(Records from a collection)
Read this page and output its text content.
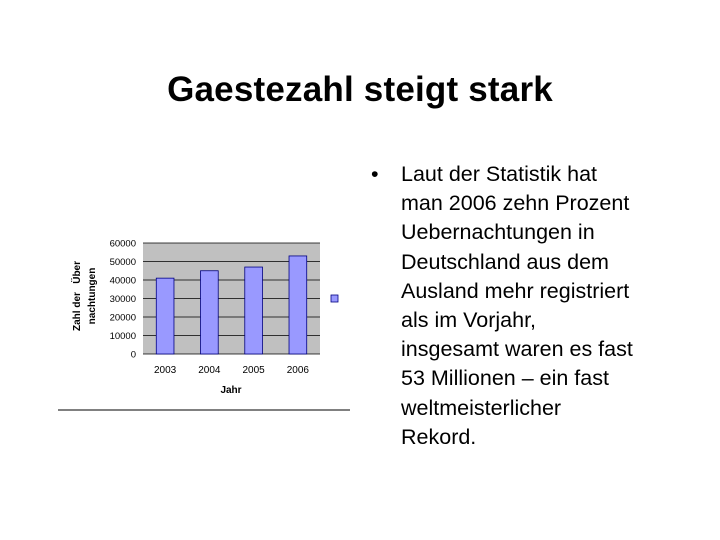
Gaestezahl steigt stark
0
10000
20000
30000
40000
50000
60000
2003 2004 2005 2006
Jahr
Zahl der   Über nachtungen
•	Laut der Statistik hat
man 2006 zehn Prozent
Uebernachtungen in
Deutschland aus dem
Ausland mehr registriert
als im Vorjahr,
insgesamt waren es fast
53 Millionen – ein fast
weltmeisterlicher
Rekord.
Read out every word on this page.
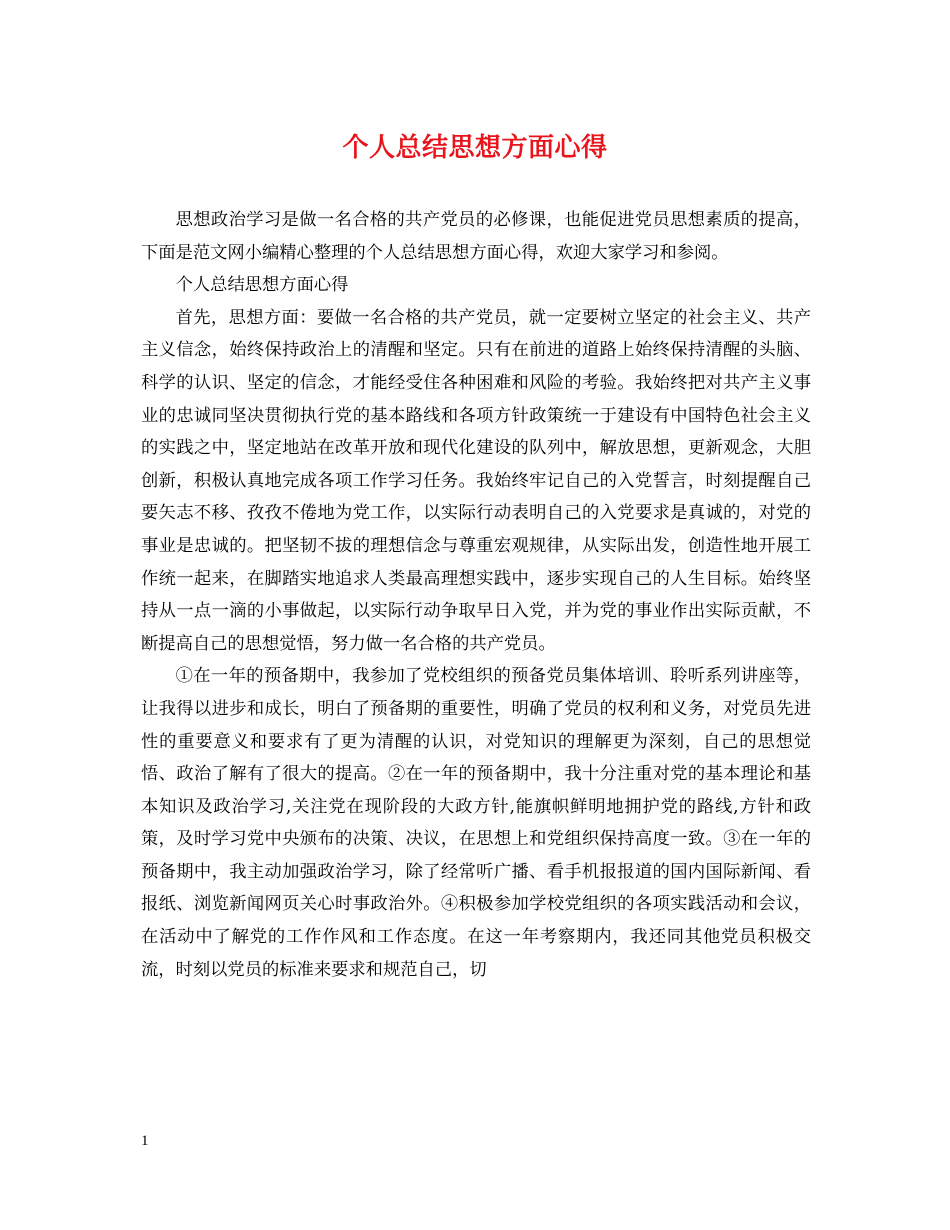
个人总结思想方面心得

思想政治学习是做一名合格的共产党员的必修课，也能促进党员思想素质的提高，下面是范文网小编精心整理的个人总结思想方面心得，欢迎大家学习和参阅。

个人总结思想方面心得

首先，思想方面：要做一名合格的共产党员，就一定要树立坚定的社会主义、共产主义信念，始终保持政治上的清醒和坚定。只有在前进的道路上始终保持清醒的头脑、科学的认识、坚定的信念，才能经受住各种困难和风险的考验。我始终把对共产主义事业的忠诚同坚决贯彻执行党的基本路线和各项方针政策统一于建设有中国特色社会主义的实践之中，坚定地站在改革开放和现代化建设的队列中，解放思想，更新观念，大胆创新，积极认真地完成各项工作学习任务。我始终牢记自己的入党誓言，时刻提醒自己要矢志不移、孜孜不倦地为党工作，以实际行动表明自己的入党要求是真诚的，对党的事业是忠诚的。把坚韧不拔的理想信念与尊重宏观规律，从实际出发，创造性地开展工作统一起来，在脚踏实地追求人类最高理想实践中，逐步实现自己的人生目标。始终坚持从一点一滴的小事做起，以实际行动争取早日入党，并为党的事业作出实际贡献，不断提高自己的思想觉悟，努力做一名合格的共产党员。

①在一年的预备期中，我参加了党校组织的预备党员集体培训、聆听系列讲座等，让我得以进步和成长，明白了预备期的重要性，明确了党员的权利和义务，对党员先进性的重要意义和要求有了更为清醒的认识，对党知识的理解更为深刻，自己的思想觉悟、政治了解有了很大的提高。②在一年的预备期中，我十分注重对党的基本理论和基本知识及政治学习,关注党在现阶段的大政方针,能旗帜鲜明地拥护党的路线,方针和政策，及时学习党中央颁布的决策、决议，在思想上和党组织保持高度一致。③在一年的预备期中，我主动加强政治学习，除了经常听广播、看手机报报道的国内国际新闻、看报纸、浏览新闻网页关心时事政治外。④积极参加学校党组织的各项实践活动和会议，在活动中了解党的工作作风和工作态度。在这一年考察期内，我还同其他党员积极交流，时刻以党员的标准来要求和规范自己，切

1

* _GIVEN TASK_
Write every record out again exactly; no pictures belong in the copy.

* _RESPONSE TO THIS TASK_
Read this page and output its text content.
Gaestezahl steigt stark
0
10000
20000
30000
40000
50000
60000
2003 2004 2005 2006
Jahr
Zahl der   Über nachtungen
•	Laut der Statistik hat
man 2006 zehn Prozent
Uebernachtungen in
Deutschland aus dem
Ausland mehr registriert
als im Vorjahr,
insgesamt waren es fast
53 Millionen – ein fast
weltmeisterlicher
Rekord.
Read out every word on this page.
个人总结思想方面心得

思想政治学习是做一名合格的共产党员的必修课，也能促进党员思想素质的提高，下面是范文网小编精心整理的个人总结思想方面心得，欢迎大家学习和参阅。

个人总结思想方面心得

首先，思想方面：要做一名合格的共产党员，就一定要树立坚定的社会主义、共产主义信念，始终保持政治上的清醒和坚定。只有在前进的道路上始终保持清醒的头脑、科学的认识、坚定的信念，才能经受住各种困难和风险的考验。我始终把对共产主义事业的忠诚同坚决贯彻执行党的基本路线和各项方针政策统一于建设有中国特色社会主义的实践之中，坚定地站在改革开放和现代化建设的队列中，解放思想，更新观念，大胆创新，积极认真地完成各项工作学习任务。我始终牢记自己的入党誓言，时刻提醒自己要矢志不移、孜孜不倦地为党工作，以实际行动表明自己的入党要求是真诚的，对党的事业是忠诚的。把坚韧不拔的理想信念与尊重宏观规律，从实际出发，创造性地开展工作统一起来，在脚踏实地追求人类最高理想实践中，逐步实现自己的人生目标。始终坚持从一点一滴的小事做起，以实际行动争取早日入党，并为党的事业作出实际贡献，不断提高自己的思想觉悟，努力做一名合格的共产党员。

①在一年的预备期中，我参加了党校组织的预备党员集体培训、聆听系列讲座等，让我得以进步和成长，明白了预备期的重要性，明确了党员的权利和义务，对党员先进性的重要意义和要求有了更为清醒的认识，对党知识的理解更为深刻，自己的思想觉悟、政治了解有了很大的提高。②在一年的预备期中，我十分注重对党的基本理论和基本知识及政治学习,关注党在现阶段的大政方针,能旗帜鲜明地拥护党的路线,方针和政策，及时学习党中央颁布的决策、决议，在思想上和党组织保持高度一致。③在一年的预备期中，我主动加强政治学习，除了经常听广播、看手机报报道的国内国际新闻、看报纸、浏览新闻网页关心时事政治外。④积极参加学校党组织的各项实践活动和会议，在活动中了解党的工作作风和工作态度。在这一年考察期内，我还同其他党员积极交流，时刻以党员的标准来要求和规范自己，切

1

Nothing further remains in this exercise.